[Begin LISTING]
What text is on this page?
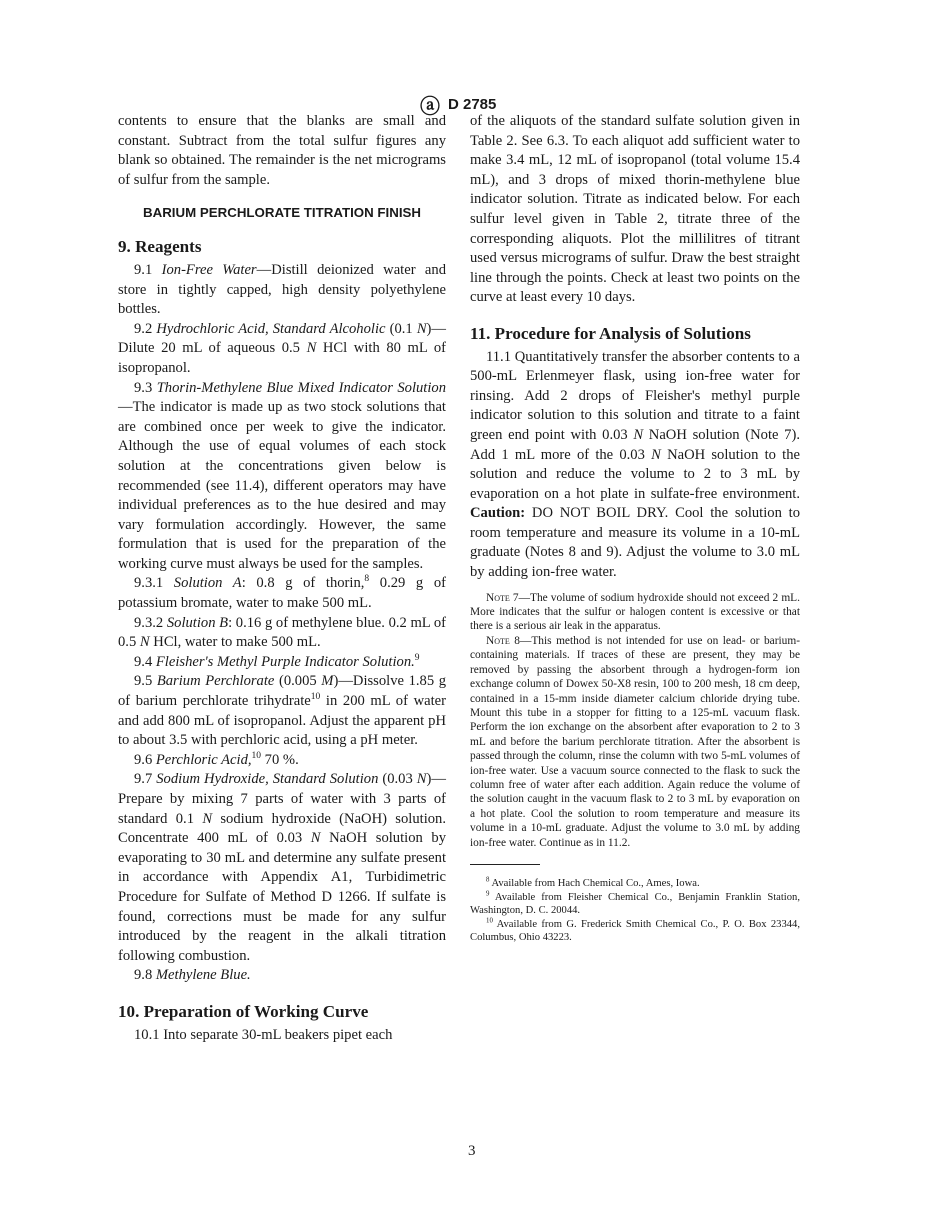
ⓐ D 2785

contents to ensure that the blanks are small and constant. Subtract from the total sulfur figures any blank so obtained. The remainder is the net micrograms of sulfur from the sample.

BARIUM PERCHLORATE TITRATION FINISH
9. Reagents

9.1 Ion-Free Water—Distill deionized water and store in tightly capped, high density polyethylene bottles.

9.2 Hydrochloric Acid, Standard Alcoholic (0.1 N)—Dilute 20 mL of aqueous 0.5 N HCl with 80 mL of isopropanol.

9.3 Thorin-Methylene Blue Mixed Indicator Solution—The indicator is made up as two stock solutions that are combined once per week to give the indicator. Although the use of equal volumes of each stock solution at the concentrations given below is recommended (see 11.4), different operators may have individual preferences as to the hue desired and may vary formulation accordingly. However, the same formulation that is used for the preparation of the working curve must always be used for the samples.

9.3.1 Solution A: 0.8 g of thorin,$^8$ 0.29 g of potassium bromate, water to make 500 mL.

9.3.2 Solution B: 0.16 g of methylene blue. 0.2 mL of 0.5 N HCl, water to make 500 mL.

9.4 Fleisher's Methyl Purple Indicator Solution.$^9$

9.5 Barium Perchlorate (0.005 M)—Dissolve 1.85 g of barium perchlorate trihydrate$^{10}$ in 200 mL of water and add 800 mL of isopropanol. Adjust the apparent pH to about 3.5 with perchloric acid, using a pH meter.

9.6 Perchloric Acid,$^{10}$ 70 %.

9.7 Sodium Hydroxide, Standard Solution (0.03 N)—Prepare by mixing 7 parts of water with 3 parts of standard 0.1 N sodium hydroxide (NaOH) solution. Concentrate 400 mL of 0.03 N NaOH solution by evaporating to 30 mL and determine any sulfate present in accordance with Appendix A1, Turbidimetric Procedure for Sulfate of Method D 1266. If sulfate is found, corrections must be made for any sulfur introduced by the reagent in the alkali titration following combustion.

9.8 Methylene Blue.

10. Preparation of Working Curve

10.1 Into separate 30-mL beakers pipet each

of the aliquots of the standard sulfate solution given in Table 2. See 6.3. To each aliquot add sufficient water to make 3.4 mL, 12 mL of isopropanol (total volume 15.4 mL), and 3 drops of mixed thorin-methylene blue indicator solution. Titrate as indicated below. For each sulfur level given in Table 2, titrate three of the corresponding aliquots. Plot the millilitres of titrant used versus micrograms of sulfur. Draw the best straight line through the points. Check at least two points on the curve at least every 10 days.

11. Procedure for Analysis of Solutions

11.1 Quantitatively transfer the absorber contents to a 500-mL Erlenmeyer flask, using ion-free water for rinsing. Add 2 drops of Fleisher's methyl purple indicator solution to this solution and titrate to a faint green end point with 0.03 N NaOH solution (Note 7). Add 1 mL more of the 0.03 N NaOH solution to the solution and reduce the volume to 2 to 3 mL by evaporation on a hot plate in sulfate-free environment. Caution: DO NOT BOIL DRY. Cool the solution to room temperature and measure its volume in a 10-mL graduate (Notes 8 and 9). Adjust the volume to 3.0 mL by adding ion-free water.

Note 7—The volume of sodium hydroxide should not exceed 2 mL. More indicates that the sulfur or halogen content is excessive or that there is a serious air leak in the apparatus.

Note 8—This method is not intended for use on lead- or barium-containing materials. If traces of these are present, they may be removed by passing the absorbent through a hydrogen-form ion exchange column of Dowex 50-X8 resin, 100 to 200 mesh, 18 cm deep, contained in a 15-mm inside diameter calcium chloride drying tube. Mount this tube in a stopper for fitting to a 125-mL vacuum flask. Perform the ion exchange on the absorbent after evaporation to 2 to 3 mL and before the barium perchlorate titration. After the absorbent is passed through the column, rinse the column with two 5-mL volumes of ion-free water. Use a vacuum source connected to the flask to suck the column free of water after each addition. Again reduce the volume of the solution caught in the vacuum flask to 2 to 3 mL by evaporation on a hot plate. Cool the solution to room temperature and measure its volume in a 10-mL graduate. Adjust the volume to 3.0 mL by adding ion-free water. Continue as in 11.2.

$^8$ Available from Hach Chemical Co., Ames, Iowa.

$^9$ Available from Fleisher Chemical Co., Benjamin Franklin Station, Washington, D. C. 20044.

$^{10}$ Available from G. Frederick Smith Chemical Co., P. O. Box 23344, Columbus, Ohio 43223.

3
[End LISTING]
### TASK DIRECTIONS
Look through the material above. Copy each line where the word "Fleisher" appears.

### TASK ANSWER
9.4 Fleisher's Methyl Purple Indicator Solution.$^9$
11.1 Quantitatively transfer the absorber contents to a 500-mL Erlenmeyer flask, using ion-free water for rinsing. Add 2 drops of Fleisher's methyl purple indicator solution to this solution and titrate to a faint green end point with 0.03 N NaOH solution (Note 7). Add 1 mL more of the 0.03 N NaOH solution to the solution and reduce the volume to 2 to 3 mL by evaporation on a hot plate in sulfate-free environment. Caution: DO NOT BOIL DRY. Cool the solution to room temperature and measure its volume in a 10-mL graduate (Notes 8 and 9). Adjust the volume to 3.0 mL by adding ion-free water.
$^9$ Available from Fleisher Chemical Co., Benjamin Franklin Station, Washington, D. C. 20044.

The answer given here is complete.